WHAT THE TASK ASKS. Exactly reproduce each entry, leaving out nothing.

MATERIAL FOR THE TASK.
§ §
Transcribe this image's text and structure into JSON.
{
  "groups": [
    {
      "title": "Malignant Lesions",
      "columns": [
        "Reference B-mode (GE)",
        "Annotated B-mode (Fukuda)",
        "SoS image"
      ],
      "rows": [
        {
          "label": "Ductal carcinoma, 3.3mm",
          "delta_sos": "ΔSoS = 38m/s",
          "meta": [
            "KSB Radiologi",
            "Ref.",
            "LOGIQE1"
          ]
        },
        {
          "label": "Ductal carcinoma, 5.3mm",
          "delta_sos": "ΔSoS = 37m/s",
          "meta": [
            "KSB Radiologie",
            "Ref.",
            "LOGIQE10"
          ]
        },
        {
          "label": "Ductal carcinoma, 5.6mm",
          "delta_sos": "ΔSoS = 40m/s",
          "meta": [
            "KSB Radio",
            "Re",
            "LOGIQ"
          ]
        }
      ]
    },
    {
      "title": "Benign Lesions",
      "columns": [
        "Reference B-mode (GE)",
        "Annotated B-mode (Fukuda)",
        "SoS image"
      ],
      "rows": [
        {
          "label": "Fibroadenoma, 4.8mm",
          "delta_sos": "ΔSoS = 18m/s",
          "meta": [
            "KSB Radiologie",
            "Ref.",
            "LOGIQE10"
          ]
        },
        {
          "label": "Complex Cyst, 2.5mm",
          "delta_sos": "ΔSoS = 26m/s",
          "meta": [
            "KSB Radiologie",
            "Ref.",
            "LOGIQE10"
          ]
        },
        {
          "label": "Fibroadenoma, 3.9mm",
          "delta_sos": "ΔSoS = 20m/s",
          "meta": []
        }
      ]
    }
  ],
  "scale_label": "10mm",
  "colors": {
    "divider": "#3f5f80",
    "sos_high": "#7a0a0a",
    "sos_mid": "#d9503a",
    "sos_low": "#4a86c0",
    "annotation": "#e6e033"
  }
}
§ §
EXERCISE SOLUTION.
Transcribe this image's text and structure into JSON.
{
  "groups": [
    {
      "title": "Malignant Lesions",
      "columns": [
        "Reference B-mode (GE)",
        "Annotated B-mode (Fukuda)",
        "SoS image"
      ],
      "rows": [
        {
          "label": "Ductal carcinoma, 3.3mm",
          "delta_sos": "ΔSoS = 38m/s",
          "meta": [
            "KSB Radiologi",
            "Ref.",
            "LOGIQE1"
          ]
        },
        {
          "label": "Ductal carcinoma, 5.3mm",
          "delta_sos": "ΔSoS = 37m/s",
          "meta": [
            "KSB Radiologie",
            "Ref.",
            "LOGIQE10"
          ]
        },
        {
          "label": "Ductal carcinoma, 5.6mm",
          "delta_sos": "ΔSoS = 40m/s",
          "meta": [
            "KSB Radio",
            "Re",
            "LOGIQ"
          ]
        }
      ]
    },
    {
      "title": "Benign Lesions",
      "columns": [
        "Reference B-mode (GE)",
        "Annotated B-mode (Fukuda)",
        "SoS image"
      ],
      "rows": [
        {
          "label": "Fibroadenoma, 4.8mm",
          "delta_sos": "ΔSoS = 18m/s",
          "meta": [
            "KSB Radiologie",
            "Ref.",
            "LOGIQE10"
          ]
        },
        {
          "label": "Complex Cyst, 2.5mm",
          "delta_sos": "ΔSoS = 26m/s",
          "meta": [
            "KSB Radiologie",
            "Ref.",
            "LOGIQE10"
          ]
        },
        {
          "label": "Fibroadenoma, 3.9mm",
          "delta_sos": "ΔSoS = 20m/s",
          "meta": []
        }
      ]
    }
  ],
  "scale_label": "10mm",
  "colors": {
    "divider": "#3f5f80",
    "sos_high": "#7a0a0a",
    "sos_mid": "#d9503a",
    "sos_low": "#4a86c0",
    "annotation": "#e6e033"
  }
}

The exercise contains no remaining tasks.